SET EXERCISE: Repeat, word for word, the part of the version control glossary between "commit message or log message" and "useful commit messages.", inclusive.

PASSAGE TO READ:
To pull others' changes (commits) into your local copy of the project. When pulling changes from a project's mainline development branch (see branch), people often say "update" instead of "pull", for example: "Hey, I noticed the indexing code is always dropping the last byte. Is this a new bug?" "Yes, but it was fixed last week—try updating and it should go away."

commit message or log message

A bit of commentary attached to each commit, describing the nature and purpose of the commit (both terms are used about equally often; I'll use them interchangeably in this book). Log messages are among the most important documents in any project: they are the bridge between the detailed, highly technical meaning of each individual code changes and the more user-visible world of bugfixes, features and project progress. Later in this section, we'll look at ways to distribute them to the appropriate audiences; also, the section called “Codifying Tradition” in Chapter 6, Communications discusses ways to encourage contributors to write concise and useful commit messages.

repository

A database in which changes are stored and from which they are published. In centralized version control systems, there is a single, master repository, which stores all changes to the project, and each developer works with a kind of latest summary on her own machine. In decentralized systems, each developer has her own repository, changes can be swapped back and forth between repositories arbitrarily, and the question of which repository is the "master" (that is, the one from which public releases are rolled) is defined purely by social convention, instead of by a combination of social convention and technical enforcement.

clone (see also checkout)

To obtain one's own development repository by making a copy of the project's central repository.

DATA SECTION:
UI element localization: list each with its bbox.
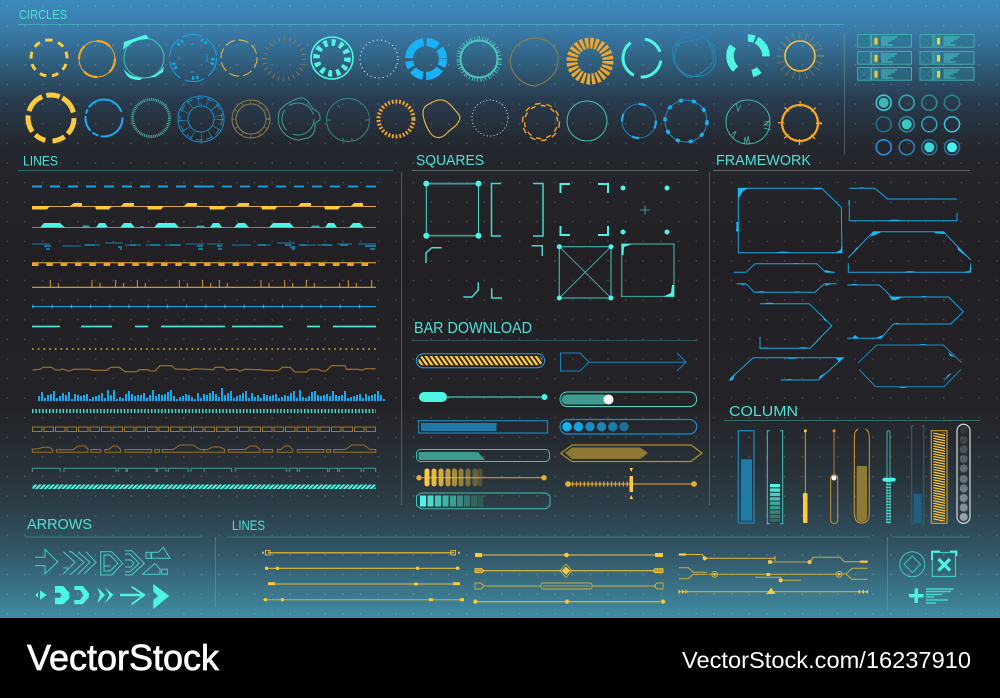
panel: small icons [900, 552, 956, 603]
line 11: blue equalizer bars [39, 388, 384, 401]
frame 4 [734, 263, 837, 292]
bar: knob slider [560, 392, 697, 406]
square: notched box [622, 244, 674, 296]
panel: connector lines [227, 517, 970, 604]
icon: circle with diamond [900, 552, 925, 577]
heading: circles: CIRCLES [19, 8, 67, 22]
line 6: yellow ticks [32, 280, 376, 287]
panel: column [724, 403, 980, 524]
circle row 2 [24, 91, 819, 145]
outline arrows [35, 547, 170, 575]
line 4: fragmented blue [32, 243, 376, 249]
frame 8 [728, 358, 843, 381]
heading: squares: SQUARES [416, 152, 484, 169]
yellow circuit lines right [678, 554, 868, 594]
frame 2 [848, 187, 957, 221]
bar: gold hexagon [561, 445, 702, 462]
panel: bar download [412, 320, 702, 509]
line 9: dotted orange [32, 348, 376, 350]
heading: bar download: BAR DOWNLOAD [414, 320, 532, 337]
frame 3 [848, 232, 971, 272]
heading: lines: LINES [23, 152, 58, 168]
watermark logo: VectorStock [27, 637, 220, 678]
line 16: cyan hatch [32, 484, 376, 489]
square: chamfered corners [426, 246, 542, 298]
icon: x box [932, 552, 956, 576]
line 7: blue ticked [32, 306, 376, 308]
line 10: wavy brown [32, 366, 376, 372]
heading: column: COLUMN [729, 403, 798, 420]
column 9 [957, 424, 970, 523]
bar: yellow segments [416, 471, 547, 484]
panel: circles [18, 8, 844, 145]
bar: blue dots [560, 420, 697, 434]
square: dotted corners [423, 181, 482, 239]
line 8: cyan segments [32, 326, 376, 328]
bar: teal blocks [416, 493, 550, 509]
bar: blue rectangle [418, 421, 548, 433]
square: brackets [492, 184, 543, 236]
yellow lines left [262, 550, 464, 600]
heading: framework: FRAMEWORK [716, 152, 811, 169]
column 2 [767, 431, 783, 524]
panel: arrows [25, 516, 203, 609]
line 2: yellow trapezoids [32, 203, 376, 210]
footer bar [0, 618, 1000, 698]
frame 7 [858, 344, 962, 388]
frame 5 [760, 303, 832, 348]
square: crossed box [557, 244, 614, 300]
heading: arrows: ARROWS [27, 516, 92, 533]
radio buttons [876, 95, 960, 155]
bar: cyan pill slider [419, 392, 548, 402]
bar: striped yellow [416, 354, 545, 368]
yellow lines middle [474, 553, 665, 604]
heading: connector lines: LINES [232, 517, 265, 533]
column 8 [931, 431, 947, 523]
line 14: brown outline shapes [32, 445, 376, 452]
bar: yellow ticked slider [565, 468, 697, 499]
bar: teal wedge [416, 450, 550, 462]
line 12: teal ticks [32, 409, 376, 413]
info cards [858, 34, 974, 80]
panel: info cards and radio buttons [858, 34, 974, 155]
panel: framework [713, 152, 971, 388]
line 1: blue dashes [32, 186, 376, 188]
column 5 [854, 429, 869, 523]
line 15: teal brackets [32, 468, 376, 472]
square: dots and cross [620, 186, 670, 234]
square: corners [560, 184, 608, 235]
line 13: brown rectangles [32, 427, 376, 432]
column 6 [882, 431, 896, 523]
panel: squares [412, 152, 698, 300]
column 4 [831, 430, 838, 524]
frame 6 [847, 284, 963, 338]
line 3: cyan trapezoids [32, 223, 376, 228]
column 3 [803, 430, 808, 523]
frame 1 [736, 188, 842, 253]
line 5: orange scallops [32, 263, 376, 264]
circle row 1 [28, 31, 820, 86]
panel: lines [18, 152, 393, 489]
bar: blue arrow [560, 353, 686, 371]
watermark url: VectorStock.com/16237910 [682, 647, 971, 673]
solid arrows [35, 584, 169, 609]
column 7 [912, 426, 924, 524]
icon: plus with text lines [909, 588, 954, 603]
column 1 [738, 431, 754, 523]
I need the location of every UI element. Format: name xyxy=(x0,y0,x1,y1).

EXERCISE ANSWER:
commit message or log message

A bit of commentary attached to each commit, describing the nature and purpose of the commit (both terms are used about equally often; I'll use them interchangeably in this book). Log messages are among the most important documents in any project: they are the bridge between the detailed, highly technical meaning of each individual code changes and the more user-visible world of bugfixes, features and project progress. Later in this section, we'll look at ways to distribute them to the appropriate audiences; also, the section called “Codifying Tradition” in Chapter 6, Communications discusses ways to encourage contributors to write concise and useful commit messages.